Copia sin ningún cambio el fragmento del texto sobre Ho Chi Minh que empieza en "Los últimos días" y termina en "nuestros mejores aliados.".

Texto de estudio –
• • • •

Los últimos días fueron similares a los primeros pero en el sur del país, en Ho Chi Minh. Una ciudad agobiante, calurosa y electrizante. La temperatura era mucho más alta y, a pesar de estar en un supuesto invierno, alcanzaba los 38ºC. Nada de eso nos impidió hacer nuestras maratones citadinas de caminatas interminables por la ciudad, aunque en esta ocasión el helado, los tés fríos y los refugios con aire acondicionado fueron nuestros mejores aliados.
Hay algo que me atrae mucho de esos países que a simple vista parecen caóticos y desorganizados. Es como si la experiencia individual se congelara en el tiempo y, mientras los miles de autos y motos circulan en cantidades incontables produciendo todo tipo de sonidos y elevando la temperatura, una se puede sentar ahí en la vereda como si no ocupara espacio físico, a disfrutar de un cafecito y, en ese momento, todo lo que te podría resultar molesto en otro contexto, se vuelve insignificante y mundano. Eso lo veo reflejado en la población, no veo un caos producto del estrés y el frenesí capitalista, -desde mi perspectiva de turista occidental- veo una gran coreografía improvisada por gente que tiene en claro cuándo y dónde detenerse. Por supuesto, esto es una mera observación lírica e idealizada.

• • • •

(Datos de análisis del diseño de página)
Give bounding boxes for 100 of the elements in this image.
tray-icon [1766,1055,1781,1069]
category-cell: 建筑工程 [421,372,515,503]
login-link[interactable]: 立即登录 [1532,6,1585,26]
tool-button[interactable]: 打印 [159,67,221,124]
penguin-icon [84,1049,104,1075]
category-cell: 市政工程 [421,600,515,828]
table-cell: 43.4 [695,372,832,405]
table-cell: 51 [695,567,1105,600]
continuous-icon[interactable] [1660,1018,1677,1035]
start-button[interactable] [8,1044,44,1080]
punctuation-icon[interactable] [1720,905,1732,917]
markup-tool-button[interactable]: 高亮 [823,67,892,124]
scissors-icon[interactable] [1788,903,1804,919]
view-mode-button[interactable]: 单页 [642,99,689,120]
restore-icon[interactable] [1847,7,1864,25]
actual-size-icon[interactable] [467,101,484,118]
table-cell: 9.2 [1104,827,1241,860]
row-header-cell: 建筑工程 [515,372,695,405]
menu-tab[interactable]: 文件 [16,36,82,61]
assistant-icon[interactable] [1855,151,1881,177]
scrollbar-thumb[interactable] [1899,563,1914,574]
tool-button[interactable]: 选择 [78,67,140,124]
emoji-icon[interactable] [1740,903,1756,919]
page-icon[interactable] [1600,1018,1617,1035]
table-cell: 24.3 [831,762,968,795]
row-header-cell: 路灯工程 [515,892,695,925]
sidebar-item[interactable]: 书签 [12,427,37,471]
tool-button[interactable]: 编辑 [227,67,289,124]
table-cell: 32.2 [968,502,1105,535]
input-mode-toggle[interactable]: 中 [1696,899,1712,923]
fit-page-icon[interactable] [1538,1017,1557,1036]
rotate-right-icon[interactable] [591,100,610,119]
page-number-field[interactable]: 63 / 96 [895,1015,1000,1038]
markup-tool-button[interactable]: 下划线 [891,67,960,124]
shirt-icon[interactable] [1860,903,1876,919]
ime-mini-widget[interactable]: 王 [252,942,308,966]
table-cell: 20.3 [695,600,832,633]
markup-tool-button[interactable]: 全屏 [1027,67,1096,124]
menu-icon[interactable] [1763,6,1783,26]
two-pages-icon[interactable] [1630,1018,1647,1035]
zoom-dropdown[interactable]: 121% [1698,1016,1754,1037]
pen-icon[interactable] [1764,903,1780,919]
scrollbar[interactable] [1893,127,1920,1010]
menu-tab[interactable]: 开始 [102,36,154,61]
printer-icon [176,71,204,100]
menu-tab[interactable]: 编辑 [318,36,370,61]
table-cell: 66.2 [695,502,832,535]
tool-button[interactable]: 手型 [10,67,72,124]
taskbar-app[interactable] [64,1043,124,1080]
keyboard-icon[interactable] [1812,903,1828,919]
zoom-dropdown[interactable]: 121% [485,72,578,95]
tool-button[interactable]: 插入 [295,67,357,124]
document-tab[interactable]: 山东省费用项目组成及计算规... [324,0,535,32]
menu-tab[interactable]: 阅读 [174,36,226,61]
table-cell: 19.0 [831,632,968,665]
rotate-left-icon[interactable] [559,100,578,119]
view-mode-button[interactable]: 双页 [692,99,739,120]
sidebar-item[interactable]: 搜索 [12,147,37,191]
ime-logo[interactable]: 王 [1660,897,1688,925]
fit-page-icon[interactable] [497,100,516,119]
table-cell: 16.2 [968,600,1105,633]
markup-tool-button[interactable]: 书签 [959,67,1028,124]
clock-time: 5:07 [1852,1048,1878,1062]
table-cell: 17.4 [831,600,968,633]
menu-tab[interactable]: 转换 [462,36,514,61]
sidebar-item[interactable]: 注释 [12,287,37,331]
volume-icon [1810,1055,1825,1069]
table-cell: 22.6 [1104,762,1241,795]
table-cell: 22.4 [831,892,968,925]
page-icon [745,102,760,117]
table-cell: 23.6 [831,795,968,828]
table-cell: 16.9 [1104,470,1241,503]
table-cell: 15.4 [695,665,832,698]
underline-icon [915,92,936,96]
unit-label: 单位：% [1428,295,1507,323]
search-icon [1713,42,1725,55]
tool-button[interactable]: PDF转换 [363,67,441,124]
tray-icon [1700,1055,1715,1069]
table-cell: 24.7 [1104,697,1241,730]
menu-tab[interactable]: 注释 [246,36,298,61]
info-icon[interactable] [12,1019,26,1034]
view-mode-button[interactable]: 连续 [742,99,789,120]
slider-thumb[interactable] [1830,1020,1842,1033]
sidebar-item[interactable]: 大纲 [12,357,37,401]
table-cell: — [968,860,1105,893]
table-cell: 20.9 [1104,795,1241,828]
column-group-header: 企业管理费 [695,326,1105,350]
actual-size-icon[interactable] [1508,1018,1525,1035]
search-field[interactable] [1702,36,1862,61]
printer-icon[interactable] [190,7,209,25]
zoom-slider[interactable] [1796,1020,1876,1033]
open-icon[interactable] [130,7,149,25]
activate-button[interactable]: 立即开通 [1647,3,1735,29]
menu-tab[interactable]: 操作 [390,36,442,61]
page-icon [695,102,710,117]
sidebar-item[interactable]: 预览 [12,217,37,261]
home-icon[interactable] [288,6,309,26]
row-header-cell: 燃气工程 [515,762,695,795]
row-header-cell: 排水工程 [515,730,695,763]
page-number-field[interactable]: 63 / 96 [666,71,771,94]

• • • •

Solución del ejercicio –
Los últimos días fueron similares a los primeros pero en el sur del país, en Ho Chi Minh. Una ciudad agobiante, calurosa y electrizante. La temperatura era mucho más alta y, a pesar de estar en un supuesto invierno, alcanzaba los 38ºC. Nada de eso nos impidió hacer nuestras maratones citadinas de caminatas interminables por la ciudad, aunque en esta ocasión el helado, los tés fríos y los refugios con aire acondicionado fueron nuestros mejores aliados.